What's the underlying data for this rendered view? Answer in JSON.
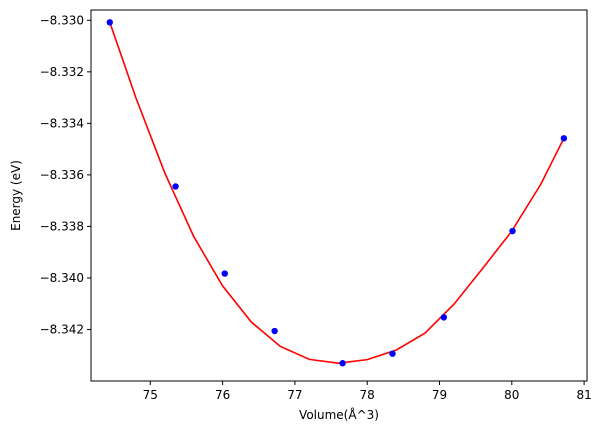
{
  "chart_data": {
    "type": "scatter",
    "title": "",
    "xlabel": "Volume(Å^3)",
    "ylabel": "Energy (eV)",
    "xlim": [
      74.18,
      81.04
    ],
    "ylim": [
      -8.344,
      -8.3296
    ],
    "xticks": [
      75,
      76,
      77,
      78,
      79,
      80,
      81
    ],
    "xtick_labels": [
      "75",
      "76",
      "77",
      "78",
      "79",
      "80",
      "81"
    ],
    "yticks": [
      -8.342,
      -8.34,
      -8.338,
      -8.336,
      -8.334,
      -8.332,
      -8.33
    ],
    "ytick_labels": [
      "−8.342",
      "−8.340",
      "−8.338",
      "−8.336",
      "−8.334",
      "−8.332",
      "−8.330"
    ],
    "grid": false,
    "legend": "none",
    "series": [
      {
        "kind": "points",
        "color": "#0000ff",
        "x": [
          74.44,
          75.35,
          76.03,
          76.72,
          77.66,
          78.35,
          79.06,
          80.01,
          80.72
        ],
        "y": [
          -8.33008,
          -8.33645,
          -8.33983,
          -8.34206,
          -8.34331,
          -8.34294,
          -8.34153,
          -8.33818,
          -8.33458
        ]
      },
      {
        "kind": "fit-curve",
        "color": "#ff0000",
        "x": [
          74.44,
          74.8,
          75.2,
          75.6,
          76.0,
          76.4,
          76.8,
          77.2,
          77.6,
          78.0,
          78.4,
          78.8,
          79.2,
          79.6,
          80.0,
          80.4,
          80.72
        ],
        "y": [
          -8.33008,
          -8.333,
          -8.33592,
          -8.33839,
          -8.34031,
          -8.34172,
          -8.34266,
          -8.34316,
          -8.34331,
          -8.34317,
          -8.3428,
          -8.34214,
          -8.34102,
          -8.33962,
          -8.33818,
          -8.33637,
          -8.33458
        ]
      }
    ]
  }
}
***
**What is expected:** Output the records above exactly as they are, leaving out the pictures.

**Final answer:**
What's the underlying data for this rendered view? Answer in JSON.
{
  "chart_data": {
    "type": "scatter",
    "title": "",
    "xlabel": "Volume(Å^3)",
    "ylabel": "Energy (eV)",
    "xlim": [
      74.18,
      81.04
    ],
    "ylim": [
      -8.344,
      -8.3296
    ],
    "xticks": [
      75,
      76,
      77,
      78,
      79,
      80,
      81
    ],
    "xtick_labels": [
      "75",
      "76",
      "77",
      "78",
      "79",
      "80",
      "81"
    ],
    "yticks": [
      -8.342,
      -8.34,
      -8.338,
      -8.336,
      -8.334,
      -8.332,
      -8.33
    ],
    "ytick_labels": [
      "−8.342",
      "−8.340",
      "−8.338",
      "−8.336",
      "−8.334",
      "−8.332",
      "−8.330"
    ],
    "grid": false,
    "legend": "none",
    "series": [
      {
        "kind": "points",
        "color": "#0000ff",
        "x": [
          74.44,
          75.35,
          76.03,
          76.72,
          77.66,
          78.35,
          79.06,
          80.01,
          80.72
        ],
        "y": [
          -8.33008,
          -8.33645,
          -8.33983,
          -8.34206,
          -8.34331,
          -8.34294,
          -8.34153,
          -8.33818,
          -8.33458
        ]
      },
      {
        "kind": "fit-curve",
        "color": "#ff0000",
        "x": [
          74.44,
          74.8,
          75.2,
          75.6,
          76.0,
          76.4,
          76.8,
          77.2,
          77.6,
          78.0,
          78.4,
          78.8,
          79.2,
          79.6,
          80.0,
          80.4,
          80.72
        ],
        "y": [
          -8.33008,
          -8.333,
          -8.33592,
          -8.33839,
          -8.34031,
          -8.34172,
          -8.34266,
          -8.34316,
          -8.34331,
          -8.34317,
          -8.3428,
          -8.34214,
          -8.34102,
          -8.33962,
          -8.33818,
          -8.33637,
          -8.33458
        ]
      }
    ]
  }
}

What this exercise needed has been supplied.